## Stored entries
>> begin

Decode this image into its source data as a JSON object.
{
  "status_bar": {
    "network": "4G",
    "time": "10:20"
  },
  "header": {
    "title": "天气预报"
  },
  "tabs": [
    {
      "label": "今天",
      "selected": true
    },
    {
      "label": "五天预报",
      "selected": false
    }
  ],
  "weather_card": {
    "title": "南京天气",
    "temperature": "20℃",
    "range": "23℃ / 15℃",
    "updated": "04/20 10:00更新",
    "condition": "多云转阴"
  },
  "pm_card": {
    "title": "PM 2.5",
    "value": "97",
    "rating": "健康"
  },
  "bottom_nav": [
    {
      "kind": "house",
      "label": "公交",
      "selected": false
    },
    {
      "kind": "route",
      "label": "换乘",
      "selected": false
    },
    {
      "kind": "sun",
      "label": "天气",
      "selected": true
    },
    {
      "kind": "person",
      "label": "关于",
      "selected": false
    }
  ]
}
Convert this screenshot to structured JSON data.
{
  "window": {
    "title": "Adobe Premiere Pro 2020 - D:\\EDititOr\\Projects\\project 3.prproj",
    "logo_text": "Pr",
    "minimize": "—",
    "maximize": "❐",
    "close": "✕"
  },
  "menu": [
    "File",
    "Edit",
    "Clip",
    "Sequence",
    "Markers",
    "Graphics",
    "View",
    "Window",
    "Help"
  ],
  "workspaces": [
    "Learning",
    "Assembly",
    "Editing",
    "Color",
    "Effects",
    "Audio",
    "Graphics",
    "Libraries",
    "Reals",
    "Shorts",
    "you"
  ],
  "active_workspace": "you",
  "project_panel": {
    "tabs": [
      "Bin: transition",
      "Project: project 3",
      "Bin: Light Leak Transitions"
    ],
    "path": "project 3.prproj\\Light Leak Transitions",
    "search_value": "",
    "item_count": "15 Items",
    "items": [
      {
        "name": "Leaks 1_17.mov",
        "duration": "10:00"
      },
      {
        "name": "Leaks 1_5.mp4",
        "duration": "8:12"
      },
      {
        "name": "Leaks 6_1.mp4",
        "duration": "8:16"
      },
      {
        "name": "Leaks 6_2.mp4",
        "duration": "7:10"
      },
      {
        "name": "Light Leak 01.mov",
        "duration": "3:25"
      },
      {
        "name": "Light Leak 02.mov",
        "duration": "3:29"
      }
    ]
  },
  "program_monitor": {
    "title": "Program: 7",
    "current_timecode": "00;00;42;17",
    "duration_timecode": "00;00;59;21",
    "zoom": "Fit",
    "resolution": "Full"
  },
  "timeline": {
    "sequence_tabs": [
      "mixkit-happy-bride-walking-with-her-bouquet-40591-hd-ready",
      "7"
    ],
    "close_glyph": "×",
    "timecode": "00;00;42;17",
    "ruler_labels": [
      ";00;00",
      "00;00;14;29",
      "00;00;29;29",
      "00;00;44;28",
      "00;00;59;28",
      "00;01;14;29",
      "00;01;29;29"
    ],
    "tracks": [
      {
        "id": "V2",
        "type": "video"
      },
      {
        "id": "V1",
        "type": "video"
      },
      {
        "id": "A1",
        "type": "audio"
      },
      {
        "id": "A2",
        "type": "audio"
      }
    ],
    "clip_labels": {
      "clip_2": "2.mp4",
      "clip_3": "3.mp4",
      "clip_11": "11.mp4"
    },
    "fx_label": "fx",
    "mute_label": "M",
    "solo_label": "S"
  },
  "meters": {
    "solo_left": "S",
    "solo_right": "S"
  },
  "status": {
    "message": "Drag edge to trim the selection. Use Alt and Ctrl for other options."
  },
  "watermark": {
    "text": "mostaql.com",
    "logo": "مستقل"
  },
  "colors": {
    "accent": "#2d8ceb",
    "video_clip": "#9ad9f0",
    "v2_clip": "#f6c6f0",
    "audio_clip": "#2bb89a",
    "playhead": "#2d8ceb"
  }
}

>> end

Isolate the lines that hold the word "Light" and copy all of them.

      "Bin: Light Leak Transitions"
    "path": "project 3.prproj\\Light Leak Transitions",
        "name": "Light Leak 01.mov",
        "name": "Light Leak 02.mov",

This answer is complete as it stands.